[PROBLEM DETAILS]:
All of the data needs to be repeated exactly.

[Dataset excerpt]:

---+---

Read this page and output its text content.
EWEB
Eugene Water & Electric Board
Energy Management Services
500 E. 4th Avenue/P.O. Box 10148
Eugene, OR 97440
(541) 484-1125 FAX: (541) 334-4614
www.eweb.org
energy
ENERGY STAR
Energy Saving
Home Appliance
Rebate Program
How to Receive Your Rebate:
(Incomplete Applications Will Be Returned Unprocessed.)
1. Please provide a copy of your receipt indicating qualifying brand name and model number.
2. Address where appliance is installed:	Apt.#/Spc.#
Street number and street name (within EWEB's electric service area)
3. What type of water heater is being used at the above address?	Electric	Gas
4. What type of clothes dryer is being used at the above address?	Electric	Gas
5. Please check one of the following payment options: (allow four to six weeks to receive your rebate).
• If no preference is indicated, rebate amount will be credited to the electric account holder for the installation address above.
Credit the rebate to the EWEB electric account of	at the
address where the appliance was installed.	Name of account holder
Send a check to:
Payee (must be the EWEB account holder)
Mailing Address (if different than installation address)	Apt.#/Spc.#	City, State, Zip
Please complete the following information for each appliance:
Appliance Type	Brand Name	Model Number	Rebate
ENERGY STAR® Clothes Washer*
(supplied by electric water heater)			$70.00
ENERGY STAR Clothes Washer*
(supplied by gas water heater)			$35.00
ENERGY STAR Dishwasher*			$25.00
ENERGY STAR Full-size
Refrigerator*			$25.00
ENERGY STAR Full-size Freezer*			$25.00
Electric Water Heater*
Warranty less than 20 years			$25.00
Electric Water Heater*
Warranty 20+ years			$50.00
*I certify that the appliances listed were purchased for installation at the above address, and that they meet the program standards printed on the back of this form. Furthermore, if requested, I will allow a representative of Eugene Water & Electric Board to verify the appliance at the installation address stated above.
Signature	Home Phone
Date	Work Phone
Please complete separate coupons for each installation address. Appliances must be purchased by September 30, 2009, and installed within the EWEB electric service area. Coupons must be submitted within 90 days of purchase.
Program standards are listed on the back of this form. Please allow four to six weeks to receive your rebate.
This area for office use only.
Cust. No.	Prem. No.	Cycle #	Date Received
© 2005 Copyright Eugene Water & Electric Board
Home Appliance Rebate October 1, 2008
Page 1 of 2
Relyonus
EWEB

---+---

[COMPLETE RESPONSE]:
Read this page and output its text content.
EWEB
Eugene Water & Electric Board
Energy Management Services
500 E. 4th Avenue/P.O. Box 10148
Eugene, OR 97440
(541) 484-1125 FAX: (541) 334-4614
www.eweb.org
energy
ENERGY STAR
Energy Saving
Home Appliance
Rebate Program
How to Receive Your Rebate:
(Incomplete Applications Will Be Returned Unprocessed.)
1. Please provide a copy of your receipt indicating qualifying brand name and model number.
2. Address where appliance is installed:	Apt.#/Spc.#
Street number and street name (within EWEB's electric service area)
3. What type of water heater is being used at the above address?	Electric	Gas
4. What type of clothes dryer is being used at the above address?	Electric	Gas
5. Please check one of the following payment options: (allow four to six weeks to receive your rebate).
• If no preference is indicated, rebate amount will be credited to the electric account holder for the installation address above.
Credit the rebate to the EWEB electric account of	at the
address where the appliance was installed.	Name of account holder
Send a check to:
Payee (must be the EWEB account holder)
Mailing Address (if different than installation address)	Apt.#/Spc.#	City, State, Zip
Please complete the following information for each appliance:
Appliance Type	Brand Name	Model Number	Rebate
ENERGY STAR® Clothes Washer*
(supplied by electric water heater)			$70.00
ENERGY STAR Clothes Washer*
(supplied by gas water heater)			$35.00
ENERGY STAR Dishwasher*			$25.00
ENERGY STAR Full-size
Refrigerator*			$25.00
ENERGY STAR Full-size Freezer*			$25.00
Electric Water Heater*
Warranty less than 20 years			$25.00
Electric Water Heater*
Warranty 20+ years			$50.00
*I certify that the appliances listed were purchased for installation at the above address, and that they meet the program standards printed on the back of this form. Furthermore, if requested, I will allow a representative of Eugene Water & Electric Board to verify the appliance at the installation address stated above.
Signature	Home Phone
Date	Work Phone
Please complete separate coupons for each installation address. Appliances must be purchased by September 30, 2009, and installed within the EWEB electric service area. Coupons must be submitted within 90 days of purchase.
Program standards are listed on the back of this form. Please allow four to six weeks to receive your rebate.
This area for office use only.
Cust. No.	Prem. No.	Cycle #	Date Received
© 2005 Copyright Eugene Water & Electric Board
Home Appliance Rebate October 1, 2008
Page 1 of 2
Relyonus
EWEB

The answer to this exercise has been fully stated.